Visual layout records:
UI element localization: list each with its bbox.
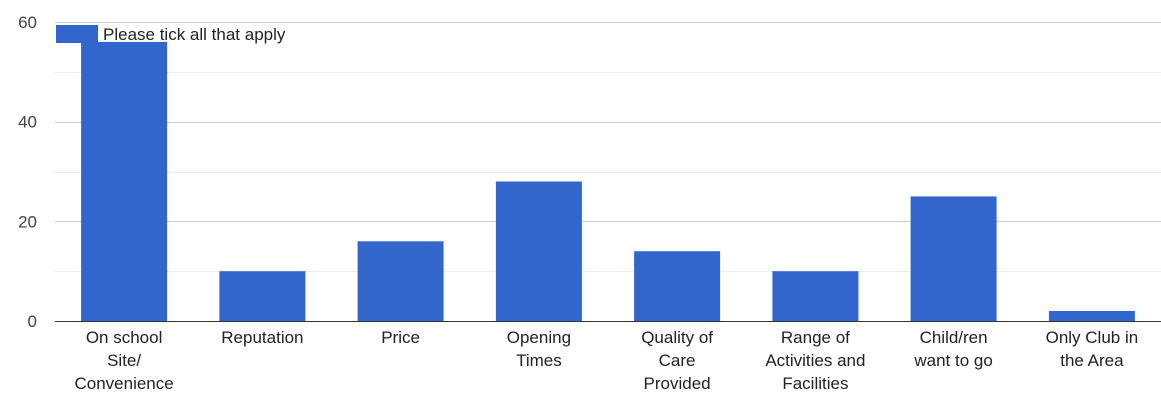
x-category-label-line: want to go (913, 351, 992, 370)
x-category-label-line: the Area (1060, 351, 1124, 370)
x-category-label-line: Provided (644, 374, 711, 393)
bar (772, 271, 859, 321)
legend-label: Please tick all that apply (103, 25, 286, 44)
bars (81, 41, 1135, 322)
x-category-label: Only Club in the Area (1046, 328, 1139, 370)
y-tick-label: 40 (18, 113, 37, 132)
x-category-label: On school Site/Convenience (74, 328, 173, 393)
x-category-label: Reputation (221, 328, 303, 347)
x-category-label-line: Care (659, 351, 696, 370)
x-category-label-line: Activities and (765, 351, 865, 370)
bar (357, 241, 444, 321)
x-category-label-line: Site/ (107, 351, 141, 370)
bar (1048, 311, 1135, 321)
x-category-label: Range of Activities and Facilities (765, 328, 865, 393)
y-tick-label: 60 (18, 13, 37, 32)
y-tick-label: 0 (28, 312, 37, 331)
legend: Please tick all that apply (56, 25, 286, 44)
y-tick-label: 20 (18, 212, 37, 231)
x-category-label-line: Range of (781, 328, 850, 347)
y-axis-ticks: 0 20 40 60 (18, 13, 37, 331)
gridlines (55, 22, 1161, 322)
x-category-label: Quality of Care Provided (641, 328, 713, 393)
x-category-label-line: Price (381, 328, 420, 347)
x-category-label: Price (381, 328, 420, 347)
bar (81, 41, 168, 322)
x-category-label-line: Child/ren (920, 328, 988, 347)
x-category-label-line: Opening (507, 328, 571, 347)
x-category-label-line: Times (516, 351, 562, 370)
bar (634, 251, 721, 321)
x-category-label-line: Quality of (641, 328, 713, 347)
legend-swatch (56, 25, 98, 43)
x-category-label-line: Convenience (74, 374, 173, 393)
x-category-label: Opening Times (507, 328, 571, 370)
x-axis-labels: On school Site/Convenience Reputation Price… (74, 328, 1138, 393)
x-category-label-line: Reputation (221, 328, 303, 347)
bar (495, 181, 582, 321)
x-category-label-line: On school (86, 328, 163, 347)
bar (219, 271, 306, 321)
bar (910, 196, 997, 321)
x-category-label: Child/ren want to go (913, 328, 992, 370)
x-category-label-line: Facilities (782, 374, 848, 393)
x-category-label-line: Only Club in (1046, 328, 1139, 347)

Requirement
Rewrite the listing above with every "x-category-label-line" swapped for "x-label-line" and nothing else changed. Omit the picture placeholders from your version.

Answer to this problem
UI element localization: list each with its bbox.
x-label-line: want to go (913, 351, 992, 370)
x-label-line: the Area (1060, 351, 1124, 370)
x-label-line: Provided (644, 374, 711, 393)
bar (772, 271, 859, 321)
legend-label: Please tick all that apply (103, 25, 286, 44)
bars (81, 41, 1135, 322)
x-category-label: Only Club in the Area (1046, 328, 1139, 370)
y-tick-label: 40 (18, 113, 37, 132)
x-category-label: On school Site/Convenience (74, 328, 173, 393)
x-category-label: Reputation (221, 328, 303, 347)
x-label-line: Care (659, 351, 696, 370)
x-label-line: Activities and (765, 351, 865, 370)
bar (357, 241, 444, 321)
x-label-line: Site/ (107, 351, 141, 370)
bar (1048, 311, 1135, 321)
x-category-label: Range of Activities and Facilities (765, 328, 865, 393)
y-tick-label: 60 (18, 13, 37, 32)
y-tick-label: 0 (28, 312, 37, 331)
legend: Please tick all that apply (56, 25, 286, 44)
y-tick-label: 20 (18, 212, 37, 231)
x-label-line: Range of (781, 328, 850, 347)
y-axis-ticks: 0 20 40 60 (18, 13, 37, 331)
gridlines (55, 22, 1161, 322)
x-category-label: Quality of Care Provided (641, 328, 713, 393)
x-label-line: Price (381, 328, 420, 347)
x-category-label: Price (381, 328, 420, 347)
bar (81, 41, 168, 322)
x-label-line: Child/ren (920, 328, 988, 347)
x-label-line: Opening (507, 328, 571, 347)
x-label-line: Times (516, 351, 562, 370)
bar (634, 251, 721, 321)
x-label-line: Quality of (641, 328, 713, 347)
legend-swatch (56, 25, 98, 43)
x-label-line: Convenience (74, 374, 173, 393)
x-category-label: Opening Times (507, 328, 571, 370)
x-axis-labels: On school Site/Convenience Reputation Price… (74, 328, 1138, 393)
x-label-line: Reputation (221, 328, 303, 347)
bar (495, 181, 582, 321)
x-label-line: On school (86, 328, 163, 347)
bar (219, 271, 306, 321)
bar (910, 196, 997, 321)
x-category-label: Child/ren want to go (913, 328, 992, 370)
x-label-line: Facilities (782, 374, 848, 393)
x-label-line: Only Club in (1046, 328, 1139, 347)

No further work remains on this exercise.